**Goal of the exercise**
Copy out all the lines below, swapping every "Chatting Team" for "Support Team" and leaving everything else untouched.

**Raw records**
○ ○ ○ ○ ○
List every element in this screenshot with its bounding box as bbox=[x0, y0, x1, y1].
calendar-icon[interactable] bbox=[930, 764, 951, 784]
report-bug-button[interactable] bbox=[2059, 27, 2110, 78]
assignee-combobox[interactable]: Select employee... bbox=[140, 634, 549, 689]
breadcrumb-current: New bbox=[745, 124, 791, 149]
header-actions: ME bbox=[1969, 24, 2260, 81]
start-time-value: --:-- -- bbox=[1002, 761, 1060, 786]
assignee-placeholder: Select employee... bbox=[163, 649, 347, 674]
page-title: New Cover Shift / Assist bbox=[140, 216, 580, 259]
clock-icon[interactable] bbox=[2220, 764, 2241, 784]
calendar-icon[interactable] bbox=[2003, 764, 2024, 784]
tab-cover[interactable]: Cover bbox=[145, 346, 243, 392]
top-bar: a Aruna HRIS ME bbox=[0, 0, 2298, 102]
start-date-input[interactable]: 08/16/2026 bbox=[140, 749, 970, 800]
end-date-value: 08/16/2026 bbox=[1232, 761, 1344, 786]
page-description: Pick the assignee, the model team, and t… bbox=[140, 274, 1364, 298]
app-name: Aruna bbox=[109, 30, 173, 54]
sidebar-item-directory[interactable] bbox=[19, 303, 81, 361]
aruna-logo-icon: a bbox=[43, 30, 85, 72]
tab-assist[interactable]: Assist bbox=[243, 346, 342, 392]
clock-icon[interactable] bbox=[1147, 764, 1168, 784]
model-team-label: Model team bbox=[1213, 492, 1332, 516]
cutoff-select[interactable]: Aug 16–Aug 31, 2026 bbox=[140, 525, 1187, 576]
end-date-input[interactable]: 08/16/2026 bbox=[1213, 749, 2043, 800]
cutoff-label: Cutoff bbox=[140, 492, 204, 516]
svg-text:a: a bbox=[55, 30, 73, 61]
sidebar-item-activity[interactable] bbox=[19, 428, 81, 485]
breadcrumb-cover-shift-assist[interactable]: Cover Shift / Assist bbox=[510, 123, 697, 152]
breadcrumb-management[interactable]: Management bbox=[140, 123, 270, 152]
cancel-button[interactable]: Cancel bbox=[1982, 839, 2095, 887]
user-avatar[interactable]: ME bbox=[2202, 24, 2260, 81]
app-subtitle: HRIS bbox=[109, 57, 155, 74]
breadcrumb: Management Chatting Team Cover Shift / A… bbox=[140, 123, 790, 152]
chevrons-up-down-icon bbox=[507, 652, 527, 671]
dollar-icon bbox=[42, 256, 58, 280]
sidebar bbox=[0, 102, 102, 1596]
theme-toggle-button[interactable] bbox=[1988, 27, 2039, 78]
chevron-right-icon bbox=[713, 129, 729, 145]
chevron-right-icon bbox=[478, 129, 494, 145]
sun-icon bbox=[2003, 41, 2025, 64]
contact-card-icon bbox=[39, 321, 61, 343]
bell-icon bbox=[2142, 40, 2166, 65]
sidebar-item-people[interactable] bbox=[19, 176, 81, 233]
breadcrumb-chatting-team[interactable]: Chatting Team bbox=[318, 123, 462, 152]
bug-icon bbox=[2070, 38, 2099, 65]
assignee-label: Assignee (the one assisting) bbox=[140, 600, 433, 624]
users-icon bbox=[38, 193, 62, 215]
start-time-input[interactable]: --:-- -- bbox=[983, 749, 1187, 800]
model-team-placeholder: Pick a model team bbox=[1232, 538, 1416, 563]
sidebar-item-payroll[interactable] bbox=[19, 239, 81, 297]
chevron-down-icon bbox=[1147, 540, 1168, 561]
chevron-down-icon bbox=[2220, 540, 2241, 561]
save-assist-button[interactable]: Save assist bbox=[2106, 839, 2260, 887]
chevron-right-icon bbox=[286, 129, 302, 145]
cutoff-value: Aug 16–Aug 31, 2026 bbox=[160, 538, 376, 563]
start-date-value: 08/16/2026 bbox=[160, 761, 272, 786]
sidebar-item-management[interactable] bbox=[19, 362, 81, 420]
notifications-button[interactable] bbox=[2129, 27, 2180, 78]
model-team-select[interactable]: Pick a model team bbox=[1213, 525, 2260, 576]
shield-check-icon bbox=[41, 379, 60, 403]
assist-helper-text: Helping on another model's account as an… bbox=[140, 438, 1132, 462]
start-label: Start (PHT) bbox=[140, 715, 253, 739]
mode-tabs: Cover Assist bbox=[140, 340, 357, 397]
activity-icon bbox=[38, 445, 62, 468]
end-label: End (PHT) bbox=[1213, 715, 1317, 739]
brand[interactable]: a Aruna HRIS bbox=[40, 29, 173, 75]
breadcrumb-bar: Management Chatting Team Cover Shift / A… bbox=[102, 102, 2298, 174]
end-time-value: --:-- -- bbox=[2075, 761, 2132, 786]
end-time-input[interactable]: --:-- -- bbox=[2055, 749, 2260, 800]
○ ○ ○ ○ ○
**Solution for this exercise**
List every element in this screenshot with its bounding box as bbox=[x0, y0, x1, y1].
calendar-icon[interactable] bbox=[930, 764, 951, 784]
report-bug-button[interactable] bbox=[2059, 27, 2110, 78]
assignee-combobox[interactable]: Select employee... bbox=[140, 634, 549, 689]
breadcrumb-current: New bbox=[745, 124, 791, 149]
header-actions: ME bbox=[1969, 24, 2260, 81]
start-time-value: --:-- -- bbox=[1002, 761, 1060, 786]
assignee-placeholder: Select employee... bbox=[163, 649, 347, 674]
page-title: New Cover Shift / Assist bbox=[140, 216, 580, 259]
clock-icon[interactable] bbox=[2220, 764, 2241, 784]
calendar-icon[interactable] bbox=[2003, 764, 2024, 784]
tab-cover[interactable]: Cover bbox=[145, 346, 243, 392]
top-bar: a Aruna HRIS ME bbox=[0, 0, 2298, 102]
start-date-input[interactable]: 08/16/2026 bbox=[140, 749, 970, 800]
end-date-value: 08/16/2026 bbox=[1232, 761, 1344, 786]
page-description: Pick the assignee, the model team, and t… bbox=[140, 274, 1364, 298]
app-name: Aruna bbox=[109, 30, 173, 54]
sidebar-item-directory[interactable] bbox=[19, 303, 81, 361]
aruna-logo-icon: a bbox=[43, 30, 85, 72]
tab-assist[interactable]: Assist bbox=[243, 346, 342, 392]
clock-icon[interactable] bbox=[1147, 764, 1168, 784]
model-team-label: Model team bbox=[1213, 492, 1332, 516]
cutoff-select[interactable]: Aug 16–Aug 31, 2026 bbox=[140, 525, 1187, 576]
end-date-input[interactable]: 08/16/2026 bbox=[1213, 749, 2043, 800]
cutoff-label: Cutoff bbox=[140, 492, 204, 516]
svg-text:a: a bbox=[55, 30, 73, 61]
sidebar-item-activity[interactable] bbox=[19, 428, 81, 485]
breadcrumb-cover-shift-assist[interactable]: Cover Shift / Assist bbox=[510, 123, 697, 152]
breadcrumb-management[interactable]: Management bbox=[140, 123, 270, 152]
cancel-button[interactable]: Cancel bbox=[1982, 839, 2095, 887]
user-avatar[interactable]: ME bbox=[2202, 24, 2260, 81]
app-subtitle: HRIS bbox=[109, 57, 155, 74]
breadcrumb: Management Support Team Cover Shift / A… bbox=[140, 123, 790, 152]
chevrons-up-down-icon bbox=[507, 652, 527, 671]
dollar-icon bbox=[42, 256, 58, 280]
sidebar bbox=[0, 102, 102, 1596]
theme-toggle-button[interactable] bbox=[1988, 27, 2039, 78]
chevron-right-icon bbox=[713, 129, 729, 145]
chevron-right-icon bbox=[478, 129, 494, 145]
sun-icon bbox=[2003, 41, 2025, 64]
contact-card-icon bbox=[39, 321, 61, 343]
bell-icon bbox=[2142, 40, 2166, 65]
sidebar-item-people[interactable] bbox=[19, 176, 81, 233]
breadcrumb-chatting-team[interactable]: Support Team bbox=[318, 123, 462, 152]
bug-icon bbox=[2070, 38, 2099, 65]
assignee-label: Assignee (the one assisting) bbox=[140, 600, 433, 624]
users-icon bbox=[38, 193, 62, 215]
start-time-input[interactable]: --:-- -- bbox=[983, 749, 1187, 800]
model-team-placeholder: Pick a model team bbox=[1232, 538, 1416, 563]
sidebar-item-payroll[interactable] bbox=[19, 239, 81, 297]
chevron-down-icon bbox=[1147, 540, 1168, 561]
chevron-down-icon bbox=[2220, 540, 2241, 561]
save-assist-button[interactable]: Save assist bbox=[2106, 839, 2260, 887]
chevron-right-icon bbox=[286, 129, 302, 145]
cutoff-value: Aug 16–Aug 31, 2026 bbox=[160, 538, 376, 563]
start-date-value: 08/16/2026 bbox=[160, 761, 272, 786]
sidebar-item-management[interactable] bbox=[19, 362, 81, 420]
notifications-button[interactable] bbox=[2129, 27, 2180, 78]
model-team-select[interactable]: Pick a model team bbox=[1213, 525, 2260, 576]
shield-check-icon bbox=[41, 379, 60, 403]
assist-helper-text: Helping on another model's account as an… bbox=[140, 438, 1132, 462]
start-label: Start (PHT) bbox=[140, 715, 253, 739]
mode-tabs: Cover Assist bbox=[140, 340, 357, 397]
activity-icon bbox=[38, 445, 62, 468]
end-label: End (PHT) bbox=[1213, 715, 1317, 739]
brand[interactable]: a Aruna HRIS bbox=[40, 29, 173, 75]
breadcrumb-bar: Management Support Team Cover Shift / A… bbox=[102, 102, 2298, 174]
end-time-value: --:-- -- bbox=[2075, 761, 2132, 786]
end-time-input[interactable]: --:-- -- bbox=[2055, 749, 2260, 800]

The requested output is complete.